■ **What is required**: Count the lines below that contain the word "this", and reply with only that number.
---+---
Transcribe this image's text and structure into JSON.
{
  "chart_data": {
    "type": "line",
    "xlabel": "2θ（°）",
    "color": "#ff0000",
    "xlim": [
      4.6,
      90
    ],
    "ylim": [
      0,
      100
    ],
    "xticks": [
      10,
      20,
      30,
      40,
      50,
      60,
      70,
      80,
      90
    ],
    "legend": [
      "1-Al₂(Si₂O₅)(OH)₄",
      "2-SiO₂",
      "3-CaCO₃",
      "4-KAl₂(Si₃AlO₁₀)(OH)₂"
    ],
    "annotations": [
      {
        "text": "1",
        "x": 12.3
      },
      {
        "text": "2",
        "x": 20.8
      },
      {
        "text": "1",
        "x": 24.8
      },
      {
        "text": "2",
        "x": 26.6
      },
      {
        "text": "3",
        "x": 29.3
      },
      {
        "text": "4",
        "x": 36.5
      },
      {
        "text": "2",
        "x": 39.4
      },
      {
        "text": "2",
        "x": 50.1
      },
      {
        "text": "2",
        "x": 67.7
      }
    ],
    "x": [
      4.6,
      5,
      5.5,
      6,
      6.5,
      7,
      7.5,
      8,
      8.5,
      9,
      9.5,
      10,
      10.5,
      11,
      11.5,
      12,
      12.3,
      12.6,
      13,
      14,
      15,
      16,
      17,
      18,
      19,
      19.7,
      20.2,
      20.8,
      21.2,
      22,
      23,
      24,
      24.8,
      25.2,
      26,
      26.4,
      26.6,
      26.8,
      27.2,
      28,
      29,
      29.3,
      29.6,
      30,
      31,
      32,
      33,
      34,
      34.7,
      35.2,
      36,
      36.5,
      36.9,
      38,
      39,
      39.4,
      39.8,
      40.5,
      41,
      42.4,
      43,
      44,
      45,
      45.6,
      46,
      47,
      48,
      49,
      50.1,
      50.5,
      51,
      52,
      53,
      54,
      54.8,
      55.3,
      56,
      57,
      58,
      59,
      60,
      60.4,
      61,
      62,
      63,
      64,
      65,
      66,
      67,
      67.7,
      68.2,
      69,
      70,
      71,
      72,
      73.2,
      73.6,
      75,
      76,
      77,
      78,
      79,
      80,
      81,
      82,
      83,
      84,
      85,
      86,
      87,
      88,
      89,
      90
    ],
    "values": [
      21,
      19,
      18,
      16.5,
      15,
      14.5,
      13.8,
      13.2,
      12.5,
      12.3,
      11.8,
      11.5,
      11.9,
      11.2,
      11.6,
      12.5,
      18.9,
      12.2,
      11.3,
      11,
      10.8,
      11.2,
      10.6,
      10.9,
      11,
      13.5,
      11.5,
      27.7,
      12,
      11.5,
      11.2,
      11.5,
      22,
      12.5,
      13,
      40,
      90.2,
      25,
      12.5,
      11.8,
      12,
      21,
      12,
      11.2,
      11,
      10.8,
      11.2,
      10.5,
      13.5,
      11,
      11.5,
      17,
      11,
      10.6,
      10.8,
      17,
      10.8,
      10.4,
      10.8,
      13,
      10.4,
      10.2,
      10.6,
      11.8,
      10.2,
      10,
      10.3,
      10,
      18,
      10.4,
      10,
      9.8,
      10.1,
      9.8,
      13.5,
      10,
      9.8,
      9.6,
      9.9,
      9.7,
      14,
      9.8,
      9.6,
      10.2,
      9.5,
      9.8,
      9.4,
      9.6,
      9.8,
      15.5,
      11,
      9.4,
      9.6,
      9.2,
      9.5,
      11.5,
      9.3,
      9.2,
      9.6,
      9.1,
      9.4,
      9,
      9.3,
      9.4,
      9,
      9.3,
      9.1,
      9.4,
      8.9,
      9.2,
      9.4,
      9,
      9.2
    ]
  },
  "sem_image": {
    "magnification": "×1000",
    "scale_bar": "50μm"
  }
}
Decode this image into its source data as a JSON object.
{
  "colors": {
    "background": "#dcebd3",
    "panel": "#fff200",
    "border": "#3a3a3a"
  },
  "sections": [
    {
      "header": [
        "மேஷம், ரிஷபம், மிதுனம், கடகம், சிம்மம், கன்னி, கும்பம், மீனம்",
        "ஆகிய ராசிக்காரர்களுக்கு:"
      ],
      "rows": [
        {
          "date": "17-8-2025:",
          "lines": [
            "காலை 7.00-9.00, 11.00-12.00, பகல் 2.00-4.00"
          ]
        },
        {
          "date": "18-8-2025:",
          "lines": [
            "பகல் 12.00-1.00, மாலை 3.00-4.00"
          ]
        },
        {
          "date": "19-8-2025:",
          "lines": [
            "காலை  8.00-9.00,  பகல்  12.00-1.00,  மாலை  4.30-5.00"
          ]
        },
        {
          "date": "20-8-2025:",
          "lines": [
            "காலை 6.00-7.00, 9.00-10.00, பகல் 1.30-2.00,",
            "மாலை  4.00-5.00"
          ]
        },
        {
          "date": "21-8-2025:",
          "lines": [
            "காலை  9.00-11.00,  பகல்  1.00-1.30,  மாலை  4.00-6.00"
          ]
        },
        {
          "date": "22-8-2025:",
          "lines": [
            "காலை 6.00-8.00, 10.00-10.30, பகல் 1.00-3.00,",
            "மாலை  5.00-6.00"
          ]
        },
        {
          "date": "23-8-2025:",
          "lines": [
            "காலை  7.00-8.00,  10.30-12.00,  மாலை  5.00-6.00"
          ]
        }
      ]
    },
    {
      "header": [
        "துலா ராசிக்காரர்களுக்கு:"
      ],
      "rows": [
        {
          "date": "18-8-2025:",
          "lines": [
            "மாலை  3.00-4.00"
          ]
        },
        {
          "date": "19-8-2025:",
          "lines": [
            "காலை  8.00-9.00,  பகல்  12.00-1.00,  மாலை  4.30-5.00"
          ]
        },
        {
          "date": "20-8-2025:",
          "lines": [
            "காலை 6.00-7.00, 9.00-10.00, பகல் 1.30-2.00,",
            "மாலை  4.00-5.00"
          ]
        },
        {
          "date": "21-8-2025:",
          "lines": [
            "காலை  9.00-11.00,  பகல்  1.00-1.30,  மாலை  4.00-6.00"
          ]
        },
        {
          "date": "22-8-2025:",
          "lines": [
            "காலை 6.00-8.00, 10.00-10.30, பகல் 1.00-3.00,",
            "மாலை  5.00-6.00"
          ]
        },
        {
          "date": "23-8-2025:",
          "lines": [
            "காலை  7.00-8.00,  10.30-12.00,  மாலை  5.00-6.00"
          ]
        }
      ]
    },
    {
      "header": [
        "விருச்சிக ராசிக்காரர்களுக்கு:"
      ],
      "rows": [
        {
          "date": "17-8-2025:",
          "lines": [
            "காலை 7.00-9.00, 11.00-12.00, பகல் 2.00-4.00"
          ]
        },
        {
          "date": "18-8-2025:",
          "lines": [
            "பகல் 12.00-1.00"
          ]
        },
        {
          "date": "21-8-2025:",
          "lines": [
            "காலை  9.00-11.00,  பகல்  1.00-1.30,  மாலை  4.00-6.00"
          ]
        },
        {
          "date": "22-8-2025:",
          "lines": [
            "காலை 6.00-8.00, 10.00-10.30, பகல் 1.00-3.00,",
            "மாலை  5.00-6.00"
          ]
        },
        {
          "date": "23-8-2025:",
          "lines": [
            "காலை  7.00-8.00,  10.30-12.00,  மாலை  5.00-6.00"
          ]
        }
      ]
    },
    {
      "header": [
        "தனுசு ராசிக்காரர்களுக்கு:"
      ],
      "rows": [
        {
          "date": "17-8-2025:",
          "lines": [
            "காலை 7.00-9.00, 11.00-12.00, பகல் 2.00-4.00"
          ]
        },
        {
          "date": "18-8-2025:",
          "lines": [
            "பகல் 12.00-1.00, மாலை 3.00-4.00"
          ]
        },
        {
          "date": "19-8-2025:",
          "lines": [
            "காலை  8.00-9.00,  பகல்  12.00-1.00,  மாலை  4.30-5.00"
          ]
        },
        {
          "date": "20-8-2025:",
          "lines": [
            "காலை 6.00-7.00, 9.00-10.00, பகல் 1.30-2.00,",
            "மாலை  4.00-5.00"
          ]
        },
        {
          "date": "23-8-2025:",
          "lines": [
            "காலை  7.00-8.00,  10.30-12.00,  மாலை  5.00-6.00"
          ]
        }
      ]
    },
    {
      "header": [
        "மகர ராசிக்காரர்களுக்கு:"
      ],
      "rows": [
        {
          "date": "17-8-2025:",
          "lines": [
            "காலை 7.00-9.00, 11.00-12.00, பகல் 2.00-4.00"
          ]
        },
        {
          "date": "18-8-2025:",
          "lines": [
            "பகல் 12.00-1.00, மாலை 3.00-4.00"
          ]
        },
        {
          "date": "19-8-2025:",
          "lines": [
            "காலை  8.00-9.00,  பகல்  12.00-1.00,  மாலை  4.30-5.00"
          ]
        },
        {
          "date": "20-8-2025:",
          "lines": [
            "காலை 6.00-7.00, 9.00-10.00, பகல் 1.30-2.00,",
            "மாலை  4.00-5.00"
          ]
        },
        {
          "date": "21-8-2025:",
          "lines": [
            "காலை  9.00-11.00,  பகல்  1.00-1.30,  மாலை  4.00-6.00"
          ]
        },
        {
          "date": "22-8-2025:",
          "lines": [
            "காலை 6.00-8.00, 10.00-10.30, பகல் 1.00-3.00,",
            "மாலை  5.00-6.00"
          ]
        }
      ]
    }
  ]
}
---+---
■ **Solution**: 2